Required work —
Pictures aside, write out every record exactly as it appears.

Saved data entries:
— Start —

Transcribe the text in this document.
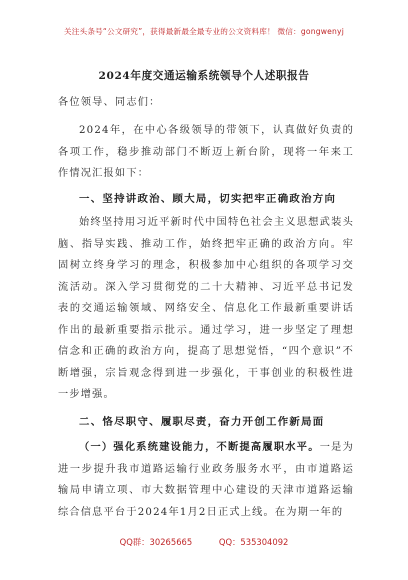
关注头条号“公文研究”，获得最新最全最专业的公文资料库！ 微信：gongwenyj
2024年度交通运输系统领导个人述职报告
各位领导、同志们：
2024年，在中心各级领导的带领下，认真做好负责的各项工作，稳步推动部门不断迈上新台阶，现将一年来工作情况汇报如下：
一、坚持讲政治、顾大局，切实把牢正确政治方向
始终坚持用习近平新时代中国特色社会主义思想武装头脑、指导实践、推动工作，始终把牢正确的政治方向。牢固树立终身学习的理念，积极参加中心组织的各项学习交流活动。深入学习贯彻党的二十大精神、习近平总书记发表的交通运输领域、网络安全、信息化工作最新重要讲话作出的最新重要指示批示。通过学习，进一步坚定了理想信念和正确的政治方向，提高了思想觉悟，“四个意识”不断增强，宗旨观念得到进一步强化，干事创业的积极性进一步增强。
二、恪尽职守、履职尽责，奋力开创工作新局面
（一）强化系统建设能力，不断提高履职水平。一是为进一步提升我市道路运输行业政务服务水平，由市道路运输局申请立项、市大数据管理中心建设的天津市道路运输综合信息平台于2024年1月2日正式上线。在为期一年的
QQ群：30265665	QQ：535304092
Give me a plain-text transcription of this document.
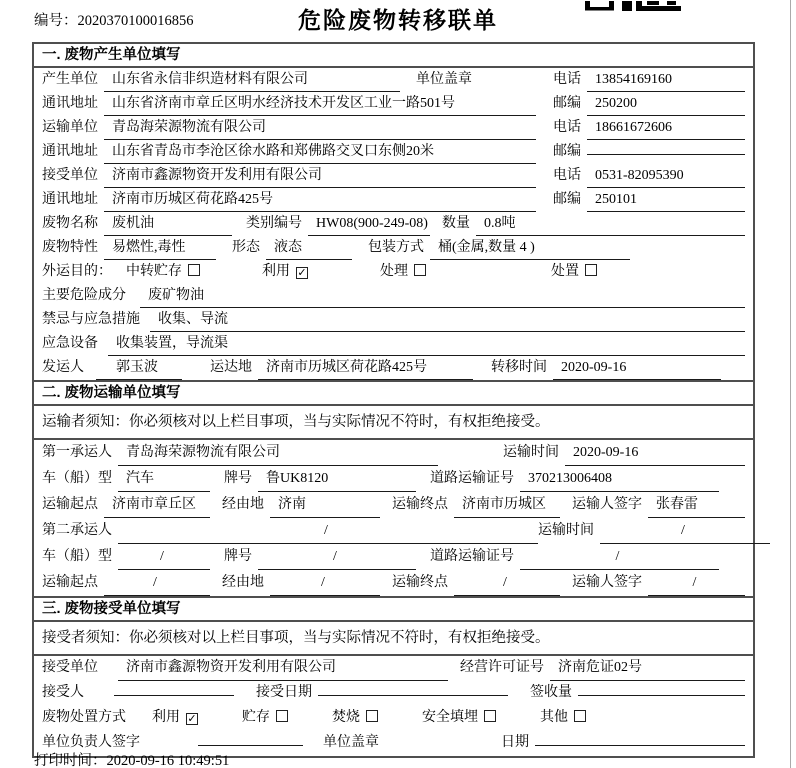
编号：2020370100016856	危险废物转移联单
一. 废物产生单位填写
产生单位	山东省永信非织造材料有限公司	单位盖章	电话	13854169160
通讯地址	山东省济南市章丘区明水经济技术开发区工业一路501号	邮编	250200
运输单位	青岛海荣源物流有限公司	电话	18661672606
通讯地址	山东省青岛市李沧区徐水路和郑佛路交叉口东侧20米	邮编
接受单位	济南市鑫源物资开发利用有限公司	电话	0531-82095390
通讯地址	济南市历城区荷花路425号	邮编	250101
废物名称	废机油	类别编号	HW08(900-249-08) 数量	0.8吨
废物特性	易燃性,毒性	形态	液态	包装方式	桶(金属,数量 4 )
外运目的： 中转贮存	利用 ✓	处理	处置
主要危险成分	废矿物油
禁忌与应急措施	收集、导流
应急设备	收集装置，导流渠
发运人	郭玉波	运达地	济南市历城区荷花路425号	转移时间	2020-09-16
二. 废物运输单位填写
运输者须知：你必须核对以上栏目事项，当与实际情况不符时，有权拒绝接受。
第一承运人	青岛海荣源物流有限公司	运输时间	2020-09-16
车（船）型	汽车	牌号	鲁UK8120	道路运输证号	370213006408
运输起点	济南市章丘区	经由地	济南	运输终点	济南市历城区	运输人签字	张春雷
第二承运人	/	运输时间	/
车（船）型	/	牌号	/	道路运输证号	/
运输起点	/	经由地	/	运输终点	/	运输人签字	/
三. 废物接受单位填写
接受者须知：你必须核对以上栏目事项，当与实际情况不符时，有权拒绝接受。
接受单位	济南市鑫源物资开发利用有限公司	经营许可证号	济南危证02号
接受人	接受日期	签收量
废物处置方式 利用 ✓	贮存	焚烧	安全填埋	其他
单位负责人签字	单位盖章	日期
打印时间：2020-09-16 10:49:51
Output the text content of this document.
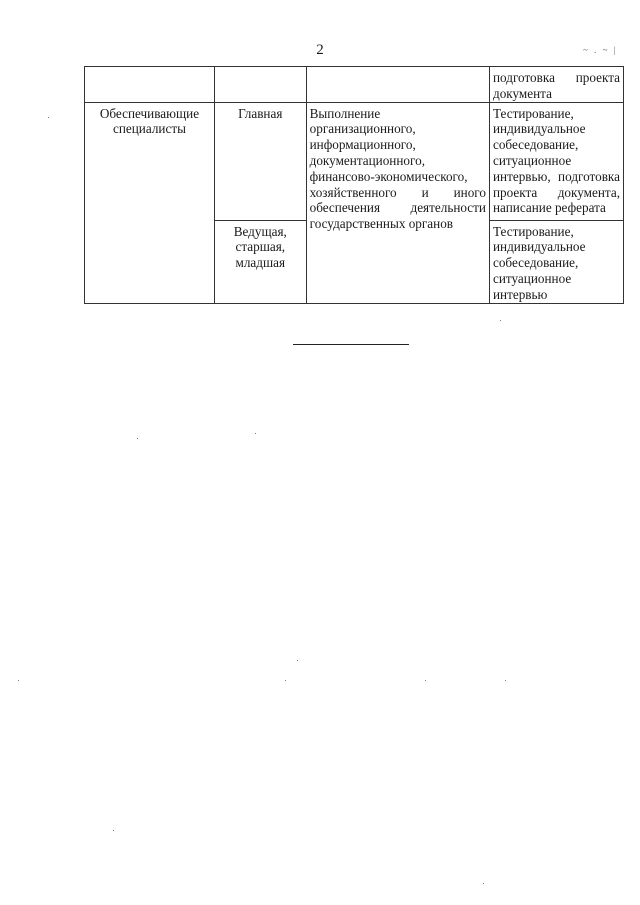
2	~ . ~ |

			подготовка проекта документа

Обеспечивающие специалисты	Главная	Выполнение организационного, информационного, документационного, финансово-экономического, хозяйственного и иного обеспечения деятельности государственных органов	Тестирование, индивидуальное собеседование, ситуационное интервью, подготовка проекта документа, написание реферата

	Ведущая, старшая, младшая		Тестирование, индивидуальное собеседование, ситуационное интервью
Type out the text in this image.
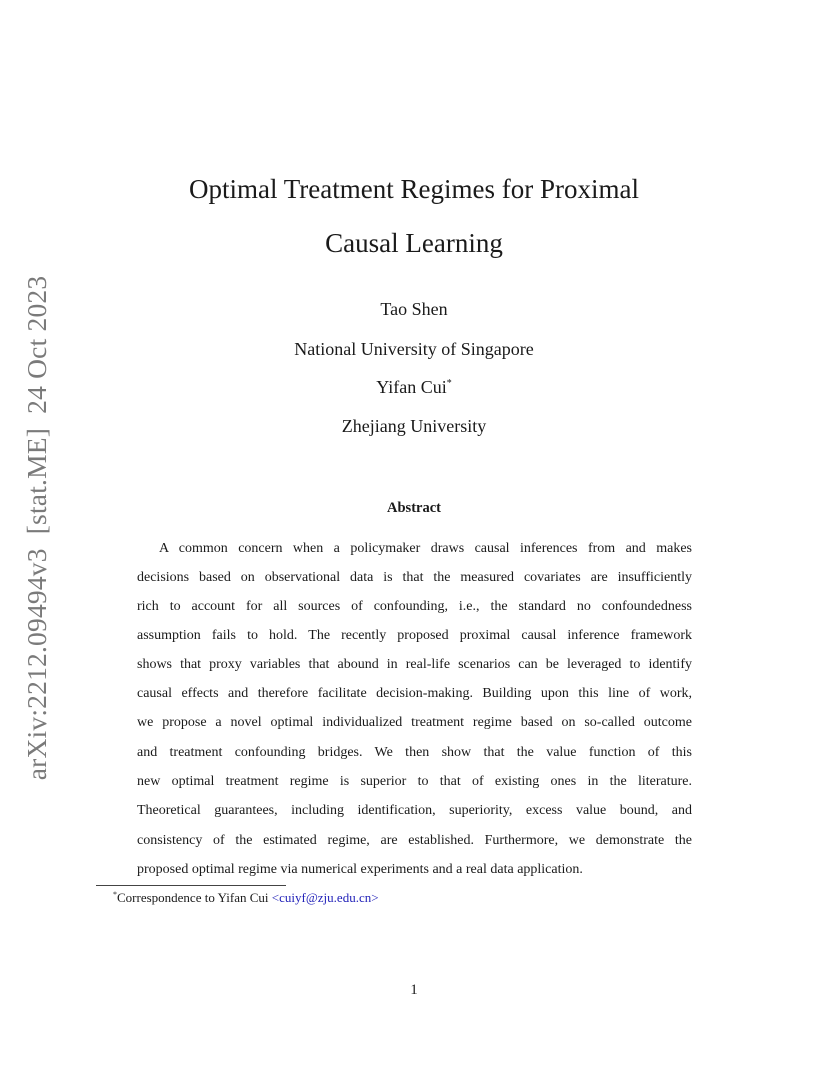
arXiv:2212.09494v3[stat.ME]24 Oct 2023
Optimal Treatment Regimes for Proximal
Causal Learning
Tao Shen
National University of Singapore
Yifan Cui*
Zhejiang University
Abstract
A common concern when a policymaker draws causal inferences from and makes
decisions based on observational data is that the measured covariates are insufficiently
rich to account for all sources of confounding, i.e., the standard no confoundedness
assumption fails to hold. The recently proposed proximal causal inference framework
shows that proxy variables that abound in real-life scenarios can be leveraged to identify
causal effects and therefore facilitate decision-making. Building upon this line of work,
we propose a novel optimal individualized treatment regime based on so-called outcome
and treatment confounding bridges. We then show that the value function of this
new optimal treatment regime is superior to that of existing ones in the literature.
Theoretical guarantees, including identification, superiority, excess value bound, and
consistency of the estimated regime, are established. Furthermore, we demonstrate the
proposed optimal regime via numerical experiments and a real data application.
*Correspondence to Yifan Cui <cuiyf@zju.edu.cn>
1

— End —

Correct answer —
Transcribe the text in this document.
关注头条号“公文研究”，获得最新最全最专业的公文资料库！ 微信：gongwenyj
2024年度交通运输系统领导个人述职报告
各位领导、同志们：
2024年，在中心各级领导的带领下，认真做好负责的各项工作，稳步推动部门不断迈上新台阶，现将一年来工作情况汇报如下：
一、坚持讲政治、顾大局，切实把牢正确政治方向
始终坚持用习近平新时代中国特色社会主义思想武装头脑、指导实践、推动工作，始终把牢正确的政治方向。牢固树立终身学习的理念，积极参加中心组织的各项学习交流活动。深入学习贯彻党的二十大精神、习近平总书记发表的交通运输领域、网络安全、信息化工作最新重要讲话作出的最新重要指示批示。通过学习，进一步坚定了理想信念和正确的政治方向，提高了思想觉悟，“四个意识”不断增强，宗旨观念得到进一步强化，干事创业的积极性进一步增强。
二、恪尽职守、履职尽责，奋力开创工作新局面
（一）强化系统建设能力，不断提高履职水平。一是为进一步提升我市道路运输行业政务服务水平，由市道路运输局申请立项、市大数据管理中心建设的天津市道路运输综合信息平台于2024年1月2日正式上线。在为期一年的
QQ群：30265665	QQ：535304092
Give me a plain-text transcription of this document.
编号：2020370100016856	危险废物转移联单
一. 废物产生单位填写
产生单位	山东省永信非织造材料有限公司	单位盖章	电话	13854169160
通讯地址	山东省济南市章丘区明水经济技术开发区工业一路501号	邮编	250200
运输单位	青岛海荣源物流有限公司	电话	18661672606
通讯地址	山东省青岛市李沧区徐水路和郑佛路交叉口东侧20米	邮编
接受单位	济南市鑫源物资开发利用有限公司	电话	0531-82095390
通讯地址	济南市历城区荷花路425号	邮编	250101
废物名称	废机油	类别编号	HW08(900-249-08) 数量	0.8吨
废物特性	易燃性,毒性	形态	液态	包装方式	桶(金属,数量 4 )
外运目的： 中转贮存	利用 ✓	处理	处置
主要危险成分	废矿物油
禁忌与应急措施	收集、导流
应急设备	收集装置，导流渠
发运人	郭玉波	运达地	济南市历城区荷花路425号	转移时间	2020-09-16
二. 废物运输单位填写
运输者须知：你必须核对以上栏目事项，当与实际情况不符时，有权拒绝接受。
第一承运人	青岛海荣源物流有限公司	运输时间	2020-09-16
车（船）型	汽车	牌号	鲁UK8120	道路运输证号	370213006408
运输起点	济南市章丘区	经由地	济南	运输终点	济南市历城区	运输人签字	张春雷
第二承运人	/	运输时间	/
车（船）型	/	牌号	/	道路运输证号	/
运输起点	/	经由地	/	运输终点	/	运输人签字	/
三. 废物接受单位填写
接受者须知：你必须核对以上栏目事项，当与实际情况不符时，有权拒绝接受。
接受单位	济南市鑫源物资开发利用有限公司	经营许可证号	济南危证02号
接受人	接受日期	签收量
废物处置方式 利用 ✓	贮存	焚烧	安全填埋	其他
单位负责人签字	单位盖章	日期
打印时间：2020-09-16 10:49:51
Output the text content of this document.
2	~ . ~ |

			подготовка проекта документа

Обеспечивающие специалисты	Главная	Выполнение организационного, информационного, документационного, финансово-экономического, хозяйственного и иного обеспечения деятельности государственных органов	Тестирование, индивидуальное собеседование, ситуационное интервью, подготовка проекта документа, написание реферата

	Ведущая, старшая, младшая		Тестирование, индивидуальное собеседование, ситуационное интервью
Type out the text in this image.
arXiv:2212.09494v3[stat.ME]24 Oct 2023
Optimal Treatment Regimes for Proximal
Causal Learning
Tao Shen
National University of Singapore
Yifan Cui*
Zhejiang University
Abstract
A common concern when a policymaker draws causal inferences from and makes
decisions based on observational data is that the measured covariates are insufficiently
rich to account for all sources of confounding, i.e., the standard no confoundedness
assumption fails to hold. The recently proposed proximal causal inference framework
shows that proxy variables that abound in real-life scenarios can be leveraged to identify
causal effects and therefore facilitate decision-making. Building upon this line of work,
we propose a novel optimal individualized treatment regime based on so-called outcome
and treatment confounding bridges. We then show that the value function of this
new optimal treatment regime is superior to that of existing ones in the literature.
Theoretical guarantees, including identification, superiority, excess value bound, and
consistency of the estimated regime, are established. Furthermore, we demonstrate the
proposed optimal regime via numerical experiments and a real data application.
*Correspondence to Yifan Cui <cuiyf@zju.edu.cn>
1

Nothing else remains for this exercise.